Some records:
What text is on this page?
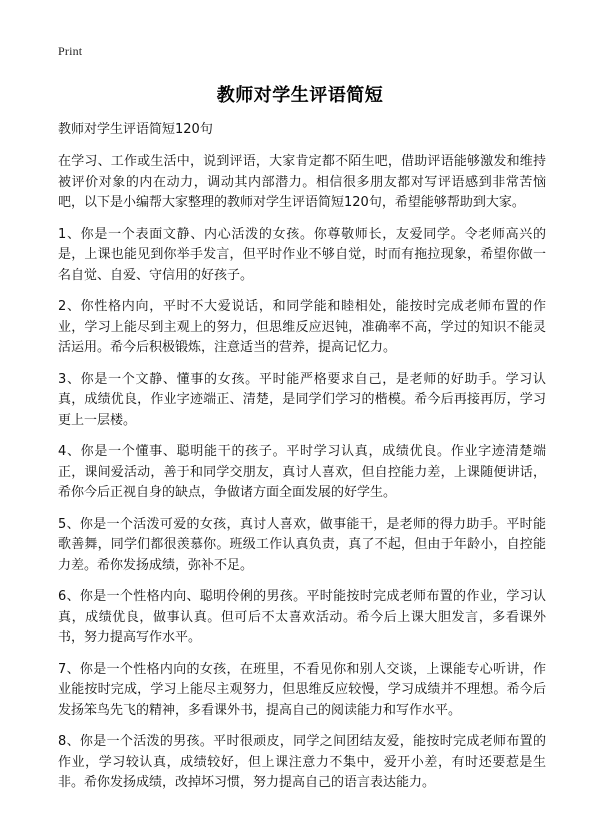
Print
教师对学生评语简短

教师对学生评语简短120句

在学习、工作或生活中，说到评语，大家肯定都不陌生吧，借助评语能够激发和维持被评价对象的内在动力，调动其内部潜力。相信很多朋友都对写评语感到非常苦恼吧，以下是小编帮大家整理的教师对学生评语简短120句，希望能够帮助到大家。

1、你是一个表面文静、内心活泼的女孩。你尊敬师长，友爱同学。令老师高兴的是，上课也能见到你举手发言，但平时作业不够自觉，时而有拖拉现象，希望你做一名自觉、自爱、守信用的好孩子。

2、你性格内向，平时不大爱说话，和同学能和睦相处，能按时完成老师布置的作业，学习上能尽到主观上的努力，但思维反应迟钝，准确率不高，学过的知识不能灵活运用。希今后积极锻炼，注意适当的营养，提高记忆力。

3、你是一个文静、懂事的女孩。平时能严格要求自己，是老师的好助手。学习认真，成绩优良，作业字迹端正、清楚，是同学们学习的楷模。希今后再接再厉，学习更上一层楼。

4、你是一个懂事、聪明能干的孩子。平时学习认真，成绩优良。作业字迹清楚端正，课间爱活动，善于和同学交朋友，真讨人喜欢，但自控能力差，上课随便讲话，希你今后正视自身的缺点，争做诸方面全面发展的好学生。

5、你是一个活泼可爱的女孩，真讨人喜欢，做事能干，是老师的得力助手。平时能歌善舞，同学们都很羡慕你。班级工作认真负责，真了不起，但由于年龄小，自控能力差。希你发扬成绩，弥补不足。

6、你是一个性格内向、聪明伶俐的男孩。平时能按时完成老师布置的作业，学习认真，成绩优良，做事认真。但可后不太喜欢活动。希今后上课大胆发言，多看课外书，努力提高写作水平。

7、你是一个性格内向的女孩，在班里，不看见你和别人交谈，上课能专心听讲，作业能按时完成，学习上能尽主观努力，但思维反应较慢，学习成绩并不理想。希今后发扬笨鸟先飞的精神，多看课外书，提高自己的阅读能力和写作水平。

8、你是一个活泼的男孩。平时很顽皮，同学之间团结友爱，能按时完成老师布置的作业，学习较认真，成绩较好，但上课注意力不集中，爱开小差，有时还要惹是生非。希你发扬成绩，改掉坏习惯，努力提高自己的语言表达能力。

Prompt
Extract every line of the data exactly; pictures stay out.

Exercise output
What text is on this page?
Print
教师对学生评语简短

教师对学生评语简短120句

在学习、工作或生活中，说到评语，大家肯定都不陌生吧，借助评语能够激发和维持被评价对象的内在动力，调动其内部潜力。相信很多朋友都对写评语感到非常苦恼吧，以下是小编帮大家整理的教师对学生评语简短120句，希望能够帮助到大家。

1、你是一个表面文静、内心活泼的女孩。你尊敬师长，友爱同学。令老师高兴的是，上课也能见到你举手发言，但平时作业不够自觉，时而有拖拉现象，希望你做一名自觉、自爱、守信用的好孩子。

2、你性格内向，平时不大爱说话，和同学能和睦相处，能按时完成老师布置的作业，学习上能尽到主观上的努力，但思维反应迟钝，准确率不高，学过的知识不能灵活运用。希今后积极锻炼，注意适当的营养，提高记忆力。

3、你是一个文静、懂事的女孩。平时能严格要求自己，是老师的好助手。学习认真，成绩优良，作业字迹端正、清楚，是同学们学习的楷模。希今后再接再厉，学习更上一层楼。

4、你是一个懂事、聪明能干的孩子。平时学习认真，成绩优良。作业字迹清楚端正，课间爱活动，善于和同学交朋友，真讨人喜欢，但自控能力差，上课随便讲话，希你今后正视自身的缺点，争做诸方面全面发展的好学生。

5、你是一个活泼可爱的女孩，真讨人喜欢，做事能干，是老师的得力助手。平时能歌善舞，同学们都很羡慕你。班级工作认真负责，真了不起，但由于年龄小，自控能力差。希你发扬成绩，弥补不足。

6、你是一个性格内向、聪明伶俐的男孩。平时能按时完成老师布置的作业，学习认真，成绩优良，做事认真。但可后不太喜欢活动。希今后上课大胆发言，多看课外书，努力提高写作水平。

7、你是一个性格内向的女孩，在班里，不看见你和别人交谈，上课能专心听讲，作业能按时完成，学习上能尽主观努力，但思维反应较慢，学习成绩并不理想。希今后发扬笨鸟先飞的精神，多看课外书，提高自己的阅读能力和写作水平。

8、你是一个活泼的男孩。平时很顽皮，同学之间团结友爱，能按时完成老师布置的作业，学习较认真，成绩较好，但上课注意力不集中，爱开小差，有时还要惹是生非。希你发扬成绩，改掉坏习惯，努力提高自己的语言表达能力。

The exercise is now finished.